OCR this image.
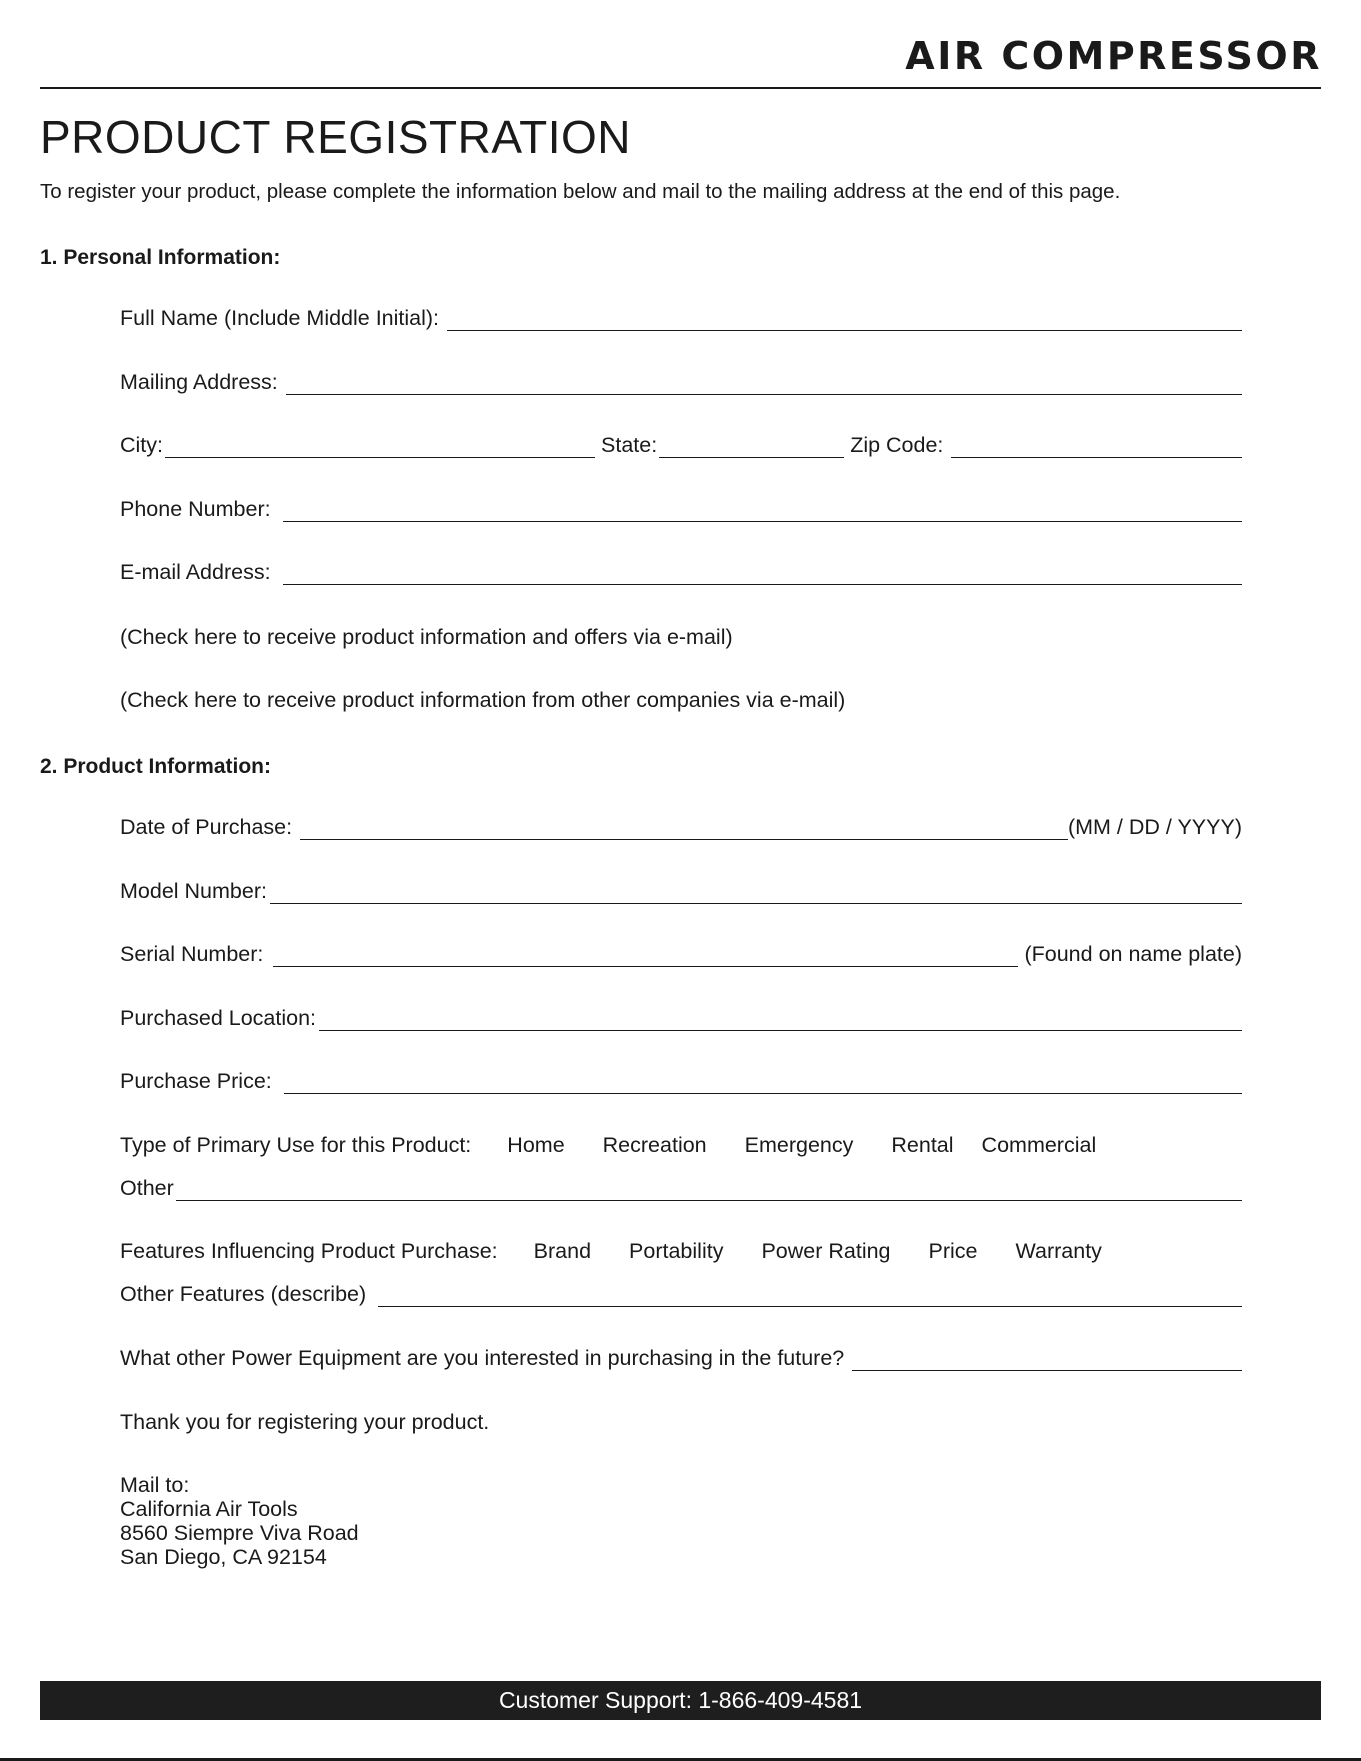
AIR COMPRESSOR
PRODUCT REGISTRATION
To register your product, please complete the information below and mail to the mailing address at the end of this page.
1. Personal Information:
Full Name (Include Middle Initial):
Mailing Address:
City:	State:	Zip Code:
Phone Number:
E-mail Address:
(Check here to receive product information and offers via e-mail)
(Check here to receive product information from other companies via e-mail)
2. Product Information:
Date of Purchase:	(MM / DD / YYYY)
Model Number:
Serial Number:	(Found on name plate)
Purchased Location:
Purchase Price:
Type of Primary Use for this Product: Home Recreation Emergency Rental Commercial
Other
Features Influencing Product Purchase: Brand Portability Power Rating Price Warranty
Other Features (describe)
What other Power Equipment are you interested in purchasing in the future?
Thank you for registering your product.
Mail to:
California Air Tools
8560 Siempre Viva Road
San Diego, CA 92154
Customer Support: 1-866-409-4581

============

Set down the material above as is, without any pictures.

OCR this image.
AIR COMPRESSOR
PRODUCT REGISTRATION
To register your product, please complete the information below and mail to the mailing address at the end of this page.
1. Personal Information:
Full Name (Include Middle Initial):
Mailing Address:
City:	State:	Zip Code:
Phone Number:
E-mail Address:
(Check here to receive product information and offers via e-mail)
(Check here to receive product information from other companies via e-mail)
2. Product Information:
Date of Purchase:	(MM / DD / YYYY)
Model Number:
Serial Number:	(Found on name plate)
Purchased Location:
Purchase Price:
Type of Primary Use for this Product: Home Recreation Emergency Rental Commercial
Other
Features Influencing Product Purchase: Brand Portability Power Rating Price Warranty
Other Features (describe)
What other Power Equipment are you interested in purchasing in the future?
Thank you for registering your product.
Mail to:
California Air Tools
8560 Siempre Viva Road
San Diego, CA 92154
Customer Support: 1-866-409-4581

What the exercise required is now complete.